Scan the data for "into" and copy the lines it appears in.

***** Raw records *****

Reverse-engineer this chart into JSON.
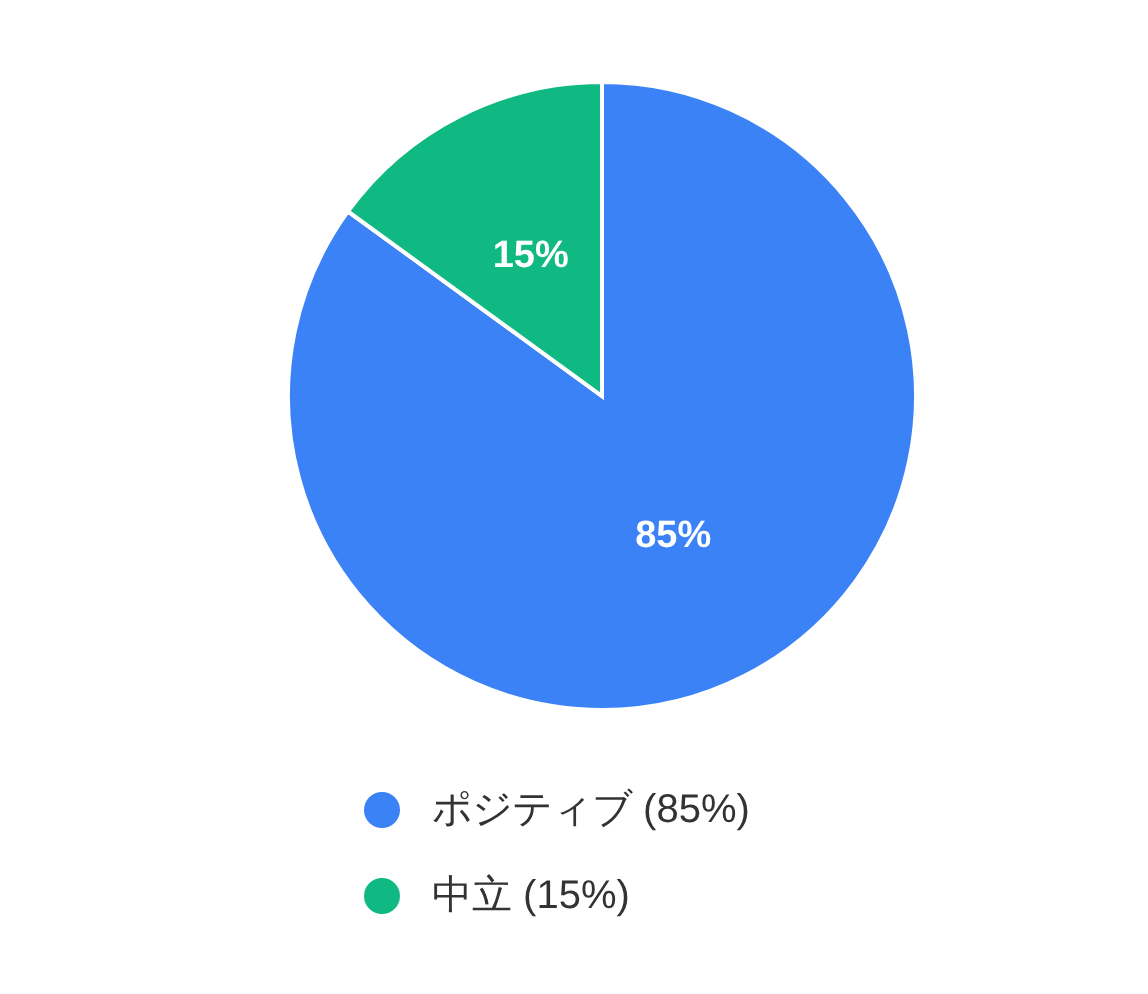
{
  "chart_data": {
    "type": "pie",
    "categories": [
      "ポジティブ (85%)",
      "中立 (15%)"
    ],
    "values": [
      85,
      15
    ],
    "colors": [
      "#3b82f6",
      "#10b981"
    ],
    "value_labels": [
      "85%",
      "15%"
    ],
    "legend": "bottom"
  }
}
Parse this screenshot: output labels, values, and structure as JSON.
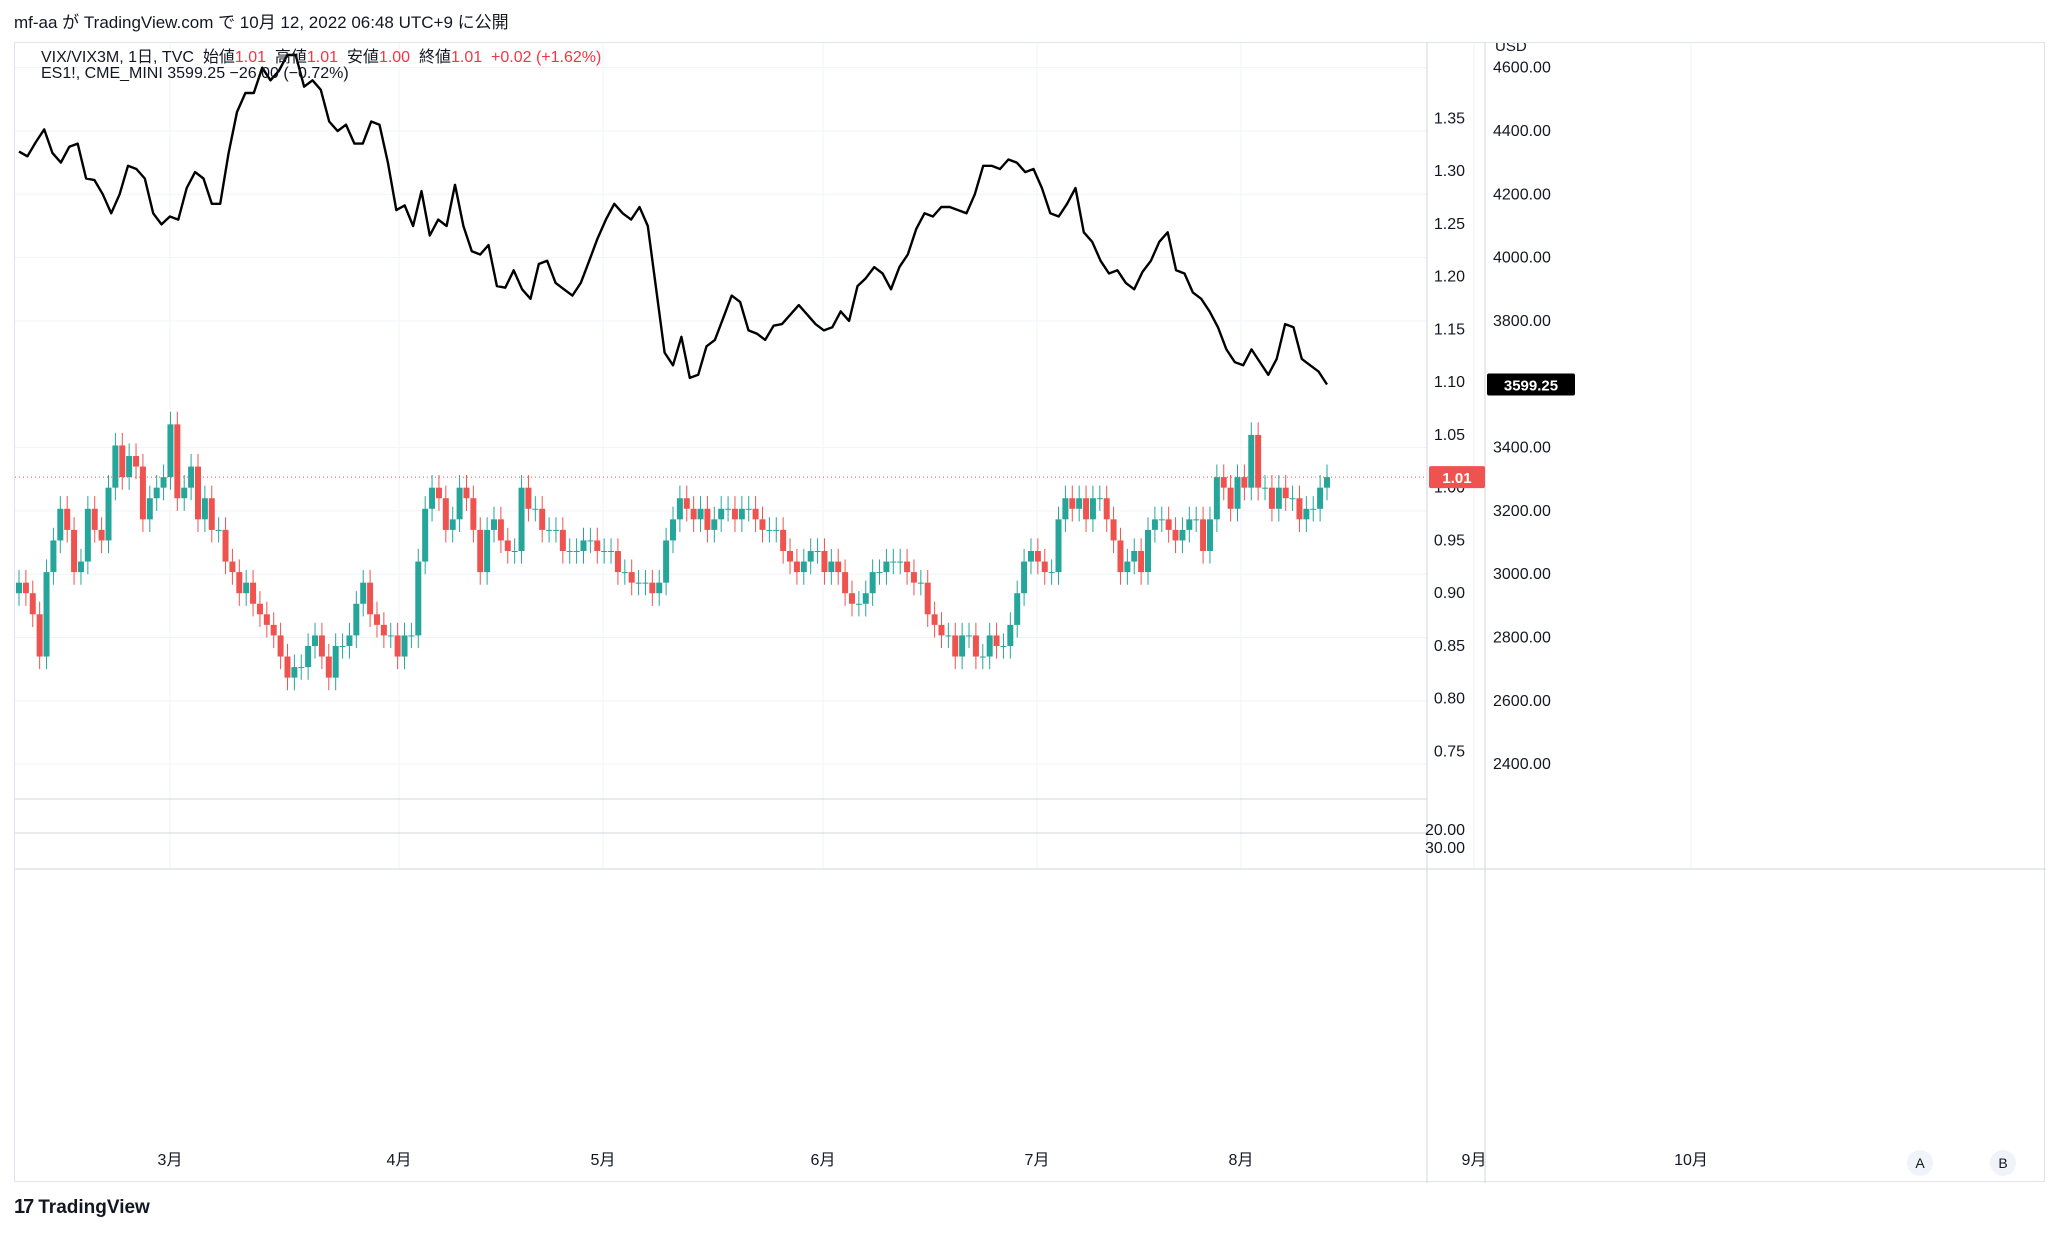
{
  "header": {
    "text": "mf-aa が TradingView.com で 10月 12, 2022 06:48 UTC+9 に公開"
  },
  "legend": {
    "line1_symbol": "VIX/VIX3M, 1日, TVC",
    "open_label": "始値",
    "open": "1.01",
    "high_label": "高値",
    "high": "1.01",
    "low_label": "安値",
    "low": "1.00",
    "close_label": "終値",
    "close": "1.01",
    "change": "+0.02 (+1.62%)",
    "line2": "ES1!, CME_MINI  3599.25  −26.00 (−0.72%)"
  },
  "axis": {
    "currency": "USD",
    "right_usd_ticks": [
      "4600.00",
      "4400.00",
      "4200.00",
      "4000.00",
      "3800.00",
      "3400.00",
      "3200.00",
      "3000.00",
      "2800.00",
      "2600.00",
      "2400.00"
    ],
    "inner_ratio_ticks": [
      "1.35",
      "1.30",
      "1.25",
      "1.20",
      "1.15",
      "1.10",
      "1.05",
      "1.00",
      "0.95",
      "0.90",
      "0.85",
      "0.80",
      "0.75"
    ],
    "lower_pane_ticks": [
      "20.00",
      "30.00"
    ],
    "price_tag_es": "3599.25",
    "price_tag_ratio": "1.01",
    "btn_a": "A",
    "btn_b": "B"
  },
  "footer": {
    "brand": "TradingView"
  },
  "chart_data": {
    "type": "line",
    "x_labels": [
      "3月",
      "4月",
      "5月",
      "6月",
      "7月",
      "8月",
      "9月",
      "10月"
    ],
    "series": [
      {
        "name": "ES1!",
        "color": "#000000",
        "values": [
          4335,
          4320,
          4365,
          4405,
          4330,
          4300,
          4350,
          4360,
          4250,
          4245,
          4200,
          4140,
          4200,
          4290,
          4280,
          4250,
          4140,
          4105,
          4130,
          4120,
          4220,
          4270,
          4250,
          4170,
          4170,
          4330,
          4460,
          4520,
          4520,
          4600,
          4560,
          4590,
          4640,
          4640,
          4540,
          4560,
          4530,
          4430,
          4400,
          4420,
          4360,
          4360,
          4430,
          4420,
          4300,
          4150,
          4165,
          4100,
          4210,
          4070,
          4120,
          4100,
          4230,
          4100,
          4020,
          4010,
          4040,
          3910,
          3905,
          3960,
          3900,
          3870,
          3980,
          3990,
          3920,
          3900,
          3880,
          3920,
          3990,
          4060,
          4120,
          4170,
          4140,
          4120,
          4160,
          4100,
          3900,
          3700,
          3660,
          3750,
          3620,
          3630,
          3720,
          3740,
          3810,
          3880,
          3860,
          3770,
          3760,
          3740,
          3785,
          3790,
          3820,
          3850,
          3820,
          3790,
          3770,
          3780,
          3830,
          3800,
          3910,
          3935,
          3970,
          3950,
          3900,
          3970,
          4010,
          4090,
          4140,
          4130,
          4160,
          4160,
          4150,
          4140,
          4200,
          4290,
          4290,
          4280,
          4310,
          4300,
          4270,
          4280,
          4220,
          4140,
          4130,
          4170,
          4220,
          4080,
          4050,
          3990,
          3950,
          3960,
          3920,
          3900,
          3955,
          3990,
          4050,
          4080,
          3960,
          3950,
          3890,
          3870,
          3830,
          3780,
          3710,
          3670,
          3660,
          3710,
          3670,
          3630,
          3680,
          3790,
          3780,
          3680,
          3660,
          3640,
          3599.25
        ],
        "y_range_usd": [
          2290,
          4640
        ]
      },
      {
        "name": "VIX/VIX3M",
        "type": "candlestick",
        "up_color": "#26a69a",
        "down_color": "#ef5350",
        "closes": [
          0.91,
          0.9,
          0.88,
          0.84,
          0.92,
          0.95,
          0.98,
          0.96,
          0.92,
          0.93,
          0.98,
          0.96,
          0.95,
          1.0,
          1.04,
          1.01,
          1.03,
          1.02,
          0.97,
          0.99,
          1.0,
          1.01,
          1.06,
          0.99,
          1.0,
          1.02,
          0.97,
          0.99,
          0.96,
          0.96,
          0.93,
          0.92,
          0.9,
          0.91,
          0.89,
          0.88,
          0.87,
          0.86,
          0.84,
          0.82,
          0.83,
          0.83,
          0.85,
          0.86,
          0.84,
          0.82,
          0.85,
          0.85,
          0.86,
          0.89,
          0.91,
          0.88,
          0.87,
          0.86,
          0.86,
          0.84,
          0.86,
          0.86,
          0.93,
          0.98,
          1.0,
          0.99,
          0.96,
          0.97,
          1.0,
          0.99,
          0.96,
          0.92,
          0.96,
          0.97,
          0.95,
          0.94,
          0.94,
          1.0,
          0.98,
          0.98,
          0.96,
          0.96,
          0.96,
          0.94,
          0.94,
          0.94,
          0.95,
          0.95,
          0.94,
          0.94,
          0.94,
          0.92,
          0.92,
          0.91,
          0.91,
          0.91,
          0.9,
          0.91,
          0.95,
          0.97,
          0.99,
          0.98,
          0.97,
          0.98,
          0.96,
          0.97,
          0.98,
          0.98,
          0.97,
          0.98,
          0.98,
          0.97,
          0.96,
          0.96,
          0.96,
          0.94,
          0.93,
          0.92,
          0.93,
          0.94,
          0.94,
          0.92,
          0.93,
          0.92,
          0.9,
          0.89,
          0.89,
          0.9,
          0.92,
          0.92,
          0.93,
          0.93,
          0.93,
          0.92,
          0.91,
          0.91,
          0.88,
          0.87,
          0.86,
          0.86,
          0.84,
          0.86,
          0.86,
          0.84,
          0.84,
          0.86,
          0.85,
          0.85,
          0.87,
          0.9,
          0.93,
          0.94,
          0.93,
          0.92,
          0.92,
          0.97,
          0.99,
          0.98,
          0.99,
          0.97,
          0.99,
          0.99,
          0.97,
          0.95,
          0.92,
          0.93,
          0.94,
          0.92,
          0.96,
          0.97,
          0.97,
          0.96,
          0.95,
          0.96,
          0.97,
          0.97,
          0.94,
          0.97,
          1.01,
          1.0,
          0.98,
          1.01,
          1.0,
          1.05,
          1.0,
          1.0,
          0.98,
          1.0,
          0.99,
          0.99,
          0.97,
          0.98,
          0.98,
          1.0,
          1.01
        ],
        "y_range_ratio": [
          0.705,
          1.41
        ]
      }
    ],
    "ylabel": "USD",
    "grid": true
  }
}
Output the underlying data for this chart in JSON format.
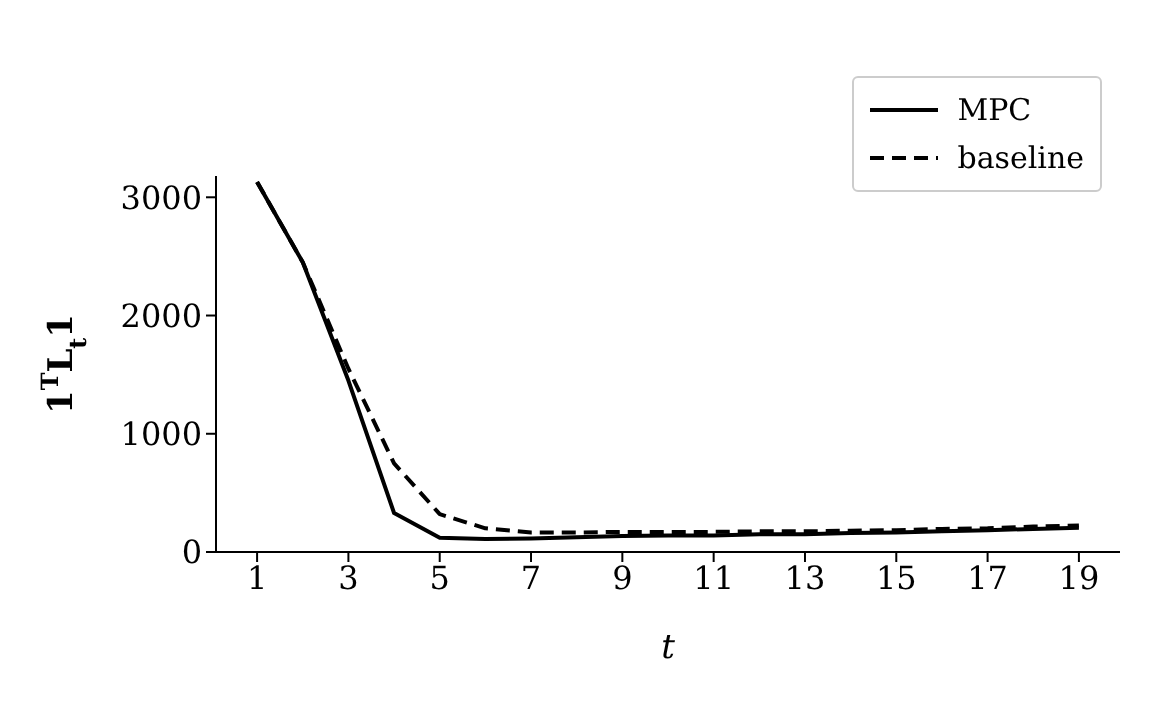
{
  "chart_data": {
    "type": "line",
    "xlabel": "t",
    "ylabel": "1$^{T}$L$_{t}$1",
    "x": [
      1,
      2,
      3,
      4,
      5,
      6,
      7,
      8,
      9,
      10,
      11,
      12,
      13,
      14,
      15,
      16,
      17,
      18,
      19
    ],
    "series": [
      {
        "name": "MPC",
        "color": "#000000",
        "line_style": "solid",
        "values": [
          3130,
          2450,
          1450,
          330,
          120,
          110,
          115,
          125,
          135,
          140,
          140,
          150,
          150,
          160,
          165,
          175,
          185,
          195,
          205
        ]
      },
      {
        "name": "baseline",
        "color": "#000000",
        "line_style": "dashed",
        "values": [
          3130,
          2450,
          1550,
          750,
          320,
          200,
          165,
          165,
          170,
          170,
          170,
          175,
          175,
          180,
          185,
          195,
          200,
          215,
          225
        ]
      }
    ],
    "xlim": [
      0.1,
      19.9
    ],
    "xticks": [
      1,
      3,
      5,
      7,
      9,
      11,
      13,
      15,
      17,
      19
    ],
    "ylim": [
      0,
      3180
    ],
    "yticks": [
      0,
      1000,
      2000,
      3000
    ],
    "grid": false,
    "legend": "top right",
    "marker": "none"
  }
}
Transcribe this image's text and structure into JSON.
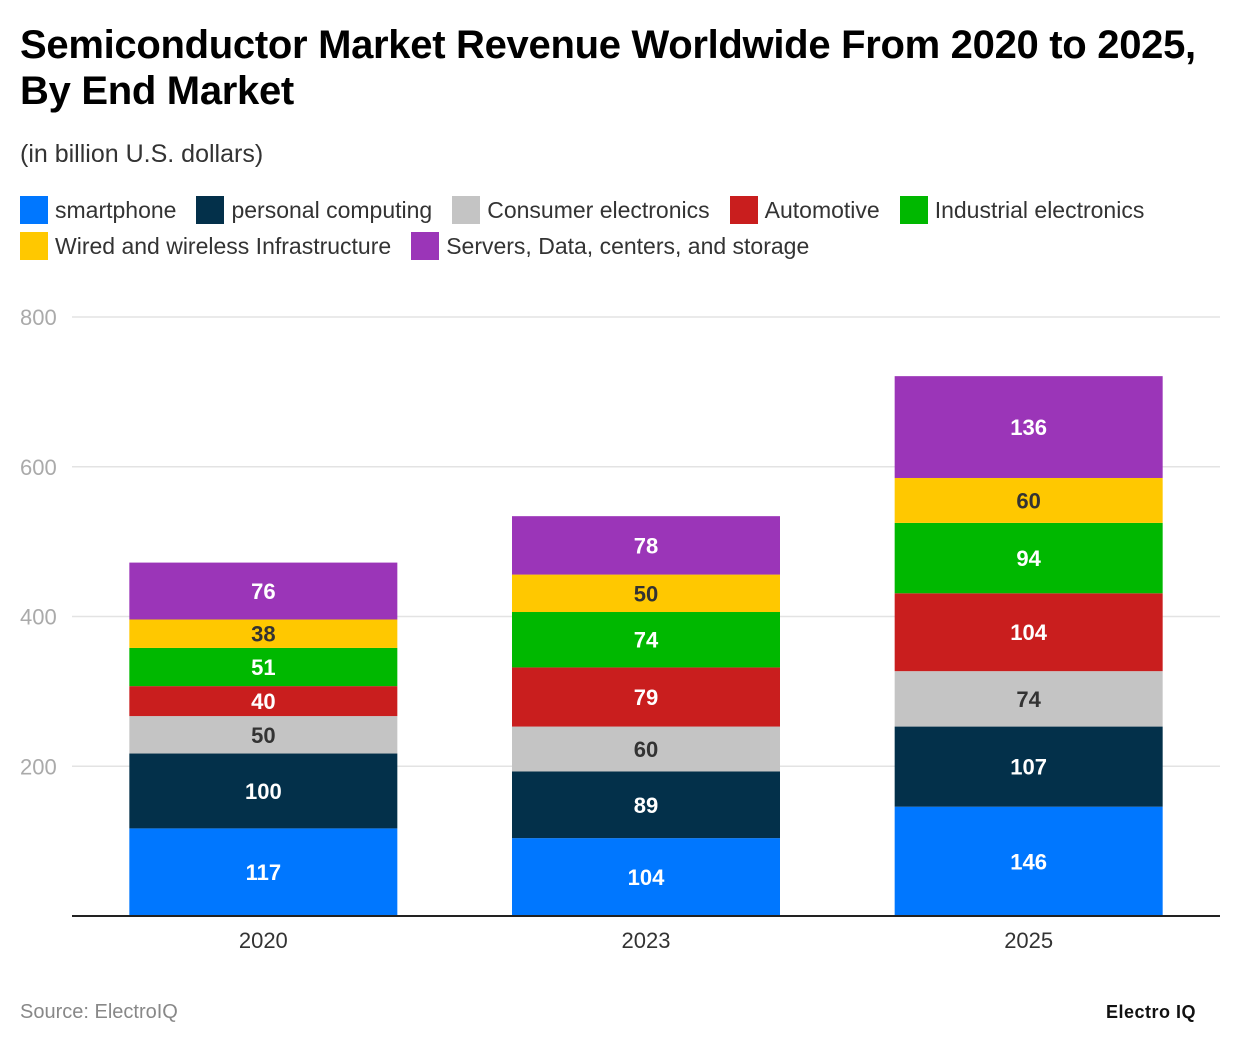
{
  "chart_data": {
    "type": "bar",
    "stacked": true,
    "title": "Semiconductor Market Revenue Worldwide From 2020 to 2025, By End Market",
    "subtitle": "(in billion U.S. dollars)",
    "categories": [
      "2020",
      "2023",
      "2025"
    ],
    "ylim": [
      0,
      800
    ],
    "yticks": [
      200,
      400,
      600,
      800
    ],
    "grid": true,
    "legend_placement": "top",
    "series": [
      {
        "name": "smartphone",
        "color": "#0077ff",
        "label_color": "#ffffff",
        "values": [
          117,
          104,
          146
        ]
      },
      {
        "name": "personal computing",
        "color": "#03304a",
        "label_color": "#ffffff",
        "values": [
          100,
          89,
          107
        ]
      },
      {
        "name": "Consumer electronics",
        "color": "#c4c4c4",
        "label_color": "#333333",
        "values": [
          50,
          60,
          74
        ]
      },
      {
        "name": "Automotive",
        "color": "#c91e1e",
        "label_color": "#ffffff",
        "values": [
          40,
          79,
          104
        ]
      },
      {
        "name": "Industrial electronics",
        "color": "#00b800",
        "label_color": "#ffffff",
        "values": [
          51,
          74,
          94
        ]
      },
      {
        "name": "Wired and wireless Infrastructure",
        "color": "#ffc800",
        "label_color": "#333333",
        "values": [
          38,
          50,
          60
        ]
      },
      {
        "name": "Servers, Data, centers, and storage",
        "color": "#9b35b8",
        "label_color": "#ffffff",
        "values": [
          76,
          78,
          136
        ]
      }
    ]
  },
  "footer": {
    "source": "Source: ElectroIQ",
    "logo": "Electro IQ"
  }
}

*****

Response for this exercise -
Reverse-engineer this chart into JSON.
Transcribe this image's text and structure into JSON.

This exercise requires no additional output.